_DIRECTIONS FOR THIS TASK:_
Below is a listing; copy all of it exactly.

_TASK INPUT:_
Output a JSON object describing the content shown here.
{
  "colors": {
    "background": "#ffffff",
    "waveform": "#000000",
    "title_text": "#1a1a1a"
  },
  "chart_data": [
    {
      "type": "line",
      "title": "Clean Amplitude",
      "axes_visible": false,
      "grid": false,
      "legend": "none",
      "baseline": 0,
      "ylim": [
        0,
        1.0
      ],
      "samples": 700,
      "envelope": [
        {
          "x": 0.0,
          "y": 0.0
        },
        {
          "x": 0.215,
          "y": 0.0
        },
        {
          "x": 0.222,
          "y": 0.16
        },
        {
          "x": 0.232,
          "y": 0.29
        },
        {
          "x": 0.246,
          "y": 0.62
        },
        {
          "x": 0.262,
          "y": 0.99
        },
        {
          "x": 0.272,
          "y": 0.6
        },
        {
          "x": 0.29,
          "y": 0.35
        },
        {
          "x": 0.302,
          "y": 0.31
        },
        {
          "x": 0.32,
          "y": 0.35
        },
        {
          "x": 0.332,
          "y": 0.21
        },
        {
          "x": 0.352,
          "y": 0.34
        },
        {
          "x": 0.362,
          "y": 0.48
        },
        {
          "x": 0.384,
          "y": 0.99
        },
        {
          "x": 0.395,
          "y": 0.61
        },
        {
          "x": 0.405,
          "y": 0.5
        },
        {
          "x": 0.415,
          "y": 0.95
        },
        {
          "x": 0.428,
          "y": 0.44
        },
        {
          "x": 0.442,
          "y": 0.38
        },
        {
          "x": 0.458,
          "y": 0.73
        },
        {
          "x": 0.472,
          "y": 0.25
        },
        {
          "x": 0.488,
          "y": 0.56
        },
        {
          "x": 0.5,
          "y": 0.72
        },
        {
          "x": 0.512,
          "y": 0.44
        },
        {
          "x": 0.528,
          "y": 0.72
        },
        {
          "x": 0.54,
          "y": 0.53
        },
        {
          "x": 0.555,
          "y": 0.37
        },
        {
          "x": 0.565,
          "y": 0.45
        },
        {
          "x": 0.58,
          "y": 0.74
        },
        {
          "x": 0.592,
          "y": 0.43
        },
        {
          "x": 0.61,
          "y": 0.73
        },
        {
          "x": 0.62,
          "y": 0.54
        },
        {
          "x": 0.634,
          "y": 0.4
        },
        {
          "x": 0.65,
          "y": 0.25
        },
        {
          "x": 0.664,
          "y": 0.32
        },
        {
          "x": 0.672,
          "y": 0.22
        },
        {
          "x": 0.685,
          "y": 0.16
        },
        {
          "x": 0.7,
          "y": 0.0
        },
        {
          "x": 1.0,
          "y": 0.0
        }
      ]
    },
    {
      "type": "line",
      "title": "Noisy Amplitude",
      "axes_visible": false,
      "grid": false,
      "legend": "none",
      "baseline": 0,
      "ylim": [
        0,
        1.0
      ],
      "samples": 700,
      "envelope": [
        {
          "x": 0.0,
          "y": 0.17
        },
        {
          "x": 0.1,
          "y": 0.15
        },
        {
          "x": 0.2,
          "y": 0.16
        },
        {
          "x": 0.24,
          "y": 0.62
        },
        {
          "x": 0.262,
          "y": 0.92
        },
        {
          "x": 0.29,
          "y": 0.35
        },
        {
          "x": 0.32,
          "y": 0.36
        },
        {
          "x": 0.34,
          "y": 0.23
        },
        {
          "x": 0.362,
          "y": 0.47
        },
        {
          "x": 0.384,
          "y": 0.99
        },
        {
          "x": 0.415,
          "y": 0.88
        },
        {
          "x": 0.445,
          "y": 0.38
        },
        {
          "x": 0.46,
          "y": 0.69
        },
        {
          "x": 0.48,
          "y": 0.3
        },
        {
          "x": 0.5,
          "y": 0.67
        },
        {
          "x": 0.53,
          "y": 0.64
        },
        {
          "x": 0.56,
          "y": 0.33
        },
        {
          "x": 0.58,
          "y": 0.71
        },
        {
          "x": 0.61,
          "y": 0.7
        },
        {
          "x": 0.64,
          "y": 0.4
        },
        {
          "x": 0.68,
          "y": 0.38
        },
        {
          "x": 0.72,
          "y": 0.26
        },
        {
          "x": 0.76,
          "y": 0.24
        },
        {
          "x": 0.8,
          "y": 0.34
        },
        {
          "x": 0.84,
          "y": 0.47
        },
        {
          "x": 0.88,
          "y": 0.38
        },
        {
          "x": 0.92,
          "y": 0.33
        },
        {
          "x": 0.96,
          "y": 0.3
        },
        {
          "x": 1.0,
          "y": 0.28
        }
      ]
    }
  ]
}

_WRITTEN SOLUTION:_
Output a JSON object describing the content shown here.
{
  "colors": {
    "background": "#ffffff",
    "waveform": "#000000",
    "title_text": "#1a1a1a"
  },
  "chart_data": [
    {
      "type": "line",
      "title": "Clean Amplitude",
      "axes_visible": false,
      "grid": false,
      "legend": "none",
      "baseline": 0,
      "ylim": [
        0,
        1.0
      ],
      "samples": 700,
      "envelope": [
        {
          "x": 0.0,
          "y": 0.0
        },
        {
          "x": 0.215,
          "y": 0.0
        },
        {
          "x": 0.222,
          "y": 0.16
        },
        {
          "x": 0.232,
          "y": 0.29
        },
        {
          "x": 0.246,
          "y": 0.62
        },
        {
          "x": 0.262,
          "y": 0.99
        },
        {
          "x": 0.272,
          "y": 0.6
        },
        {
          "x": 0.29,
          "y": 0.35
        },
        {
          "x": 0.302,
          "y": 0.31
        },
        {
          "x": 0.32,
          "y": 0.35
        },
        {
          "x": 0.332,
          "y": 0.21
        },
        {
          "x": 0.352,
          "y": 0.34
        },
        {
          "x": 0.362,
          "y": 0.48
        },
        {
          "x": 0.384,
          "y": 0.99
        },
        {
          "x": 0.395,
          "y": 0.61
        },
        {
          "x": 0.405,
          "y": 0.5
        },
        {
          "x": 0.415,
          "y": 0.95
        },
        {
          "x": 0.428,
          "y": 0.44
        },
        {
          "x": 0.442,
          "y": 0.38
        },
        {
          "x": 0.458,
          "y": 0.73
        },
        {
          "x": 0.472,
          "y": 0.25
        },
        {
          "x": 0.488,
          "y": 0.56
        },
        {
          "x": 0.5,
          "y": 0.72
        },
        {
          "x": 0.512,
          "y": 0.44
        },
        {
          "x": 0.528,
          "y": 0.72
        },
        {
          "x": 0.54,
          "y": 0.53
        },
        {
          "x": 0.555,
          "y": 0.37
        },
        {
          "x": 0.565,
          "y": 0.45
        },
        {
          "x": 0.58,
          "y": 0.74
        },
        {
          "x": 0.592,
          "y": 0.43
        },
        {
          "x": 0.61,
          "y": 0.73
        },
        {
          "x": 0.62,
          "y": 0.54
        },
        {
          "x": 0.634,
          "y": 0.4
        },
        {
          "x": 0.65,
          "y": 0.25
        },
        {
          "x": 0.664,
          "y": 0.32
        },
        {
          "x": 0.672,
          "y": 0.22
        },
        {
          "x": 0.685,
          "y": 0.16
        },
        {
          "x": 0.7,
          "y": 0.0
        },
        {
          "x": 1.0,
          "y": 0.0
        }
      ]
    },
    {
      "type": "line",
      "title": "Noisy Amplitude",
      "axes_visible": false,
      "grid": false,
      "legend": "none",
      "baseline": 0,
      "ylim": [
        0,
        1.0
      ],
      "samples": 700,
      "envelope": [
        {
          "x": 0.0,
          "y": 0.17
        },
        {
          "x": 0.1,
          "y": 0.15
        },
        {
          "x": 0.2,
          "y": 0.16
        },
        {
          "x": 0.24,
          "y": 0.62
        },
        {
          "x": 0.262,
          "y": 0.92
        },
        {
          "x": 0.29,
          "y": 0.35
        },
        {
          "x": 0.32,
          "y": 0.36
        },
        {
          "x": 0.34,
          "y": 0.23
        },
        {
          "x": 0.362,
          "y": 0.47
        },
        {
          "x": 0.384,
          "y": 0.99
        },
        {
          "x": 0.415,
          "y": 0.88
        },
        {
          "x": 0.445,
          "y": 0.38
        },
        {
          "x": 0.46,
          "y": 0.69
        },
        {
          "x": 0.48,
          "y": 0.3
        },
        {
          "x": 0.5,
          "y": 0.67
        },
        {
          "x": 0.53,
          "y": 0.64
        },
        {
          "x": 0.56,
          "y": 0.33
        },
        {
          "x": 0.58,
          "y": 0.71
        },
        {
          "x": 0.61,
          "y": 0.7
        },
        {
          "x": 0.64,
          "y": 0.4
        },
        {
          "x": 0.68,
          "y": 0.38
        },
        {
          "x": 0.72,
          "y": 0.26
        },
        {
          "x": 0.76,
          "y": 0.24
        },
        {
          "x": 0.8,
          "y": 0.34
        },
        {
          "x": 0.84,
          "y": 0.47
        },
        {
          "x": 0.88,
          "y": 0.38
        },
        {
          "x": 0.92,
          "y": 0.33
        },
        {
          "x": 0.96,
          "y": 0.3
        },
        {
          "x": 1.0,
          "y": 0.28
        }
      ]
    }
  ]
}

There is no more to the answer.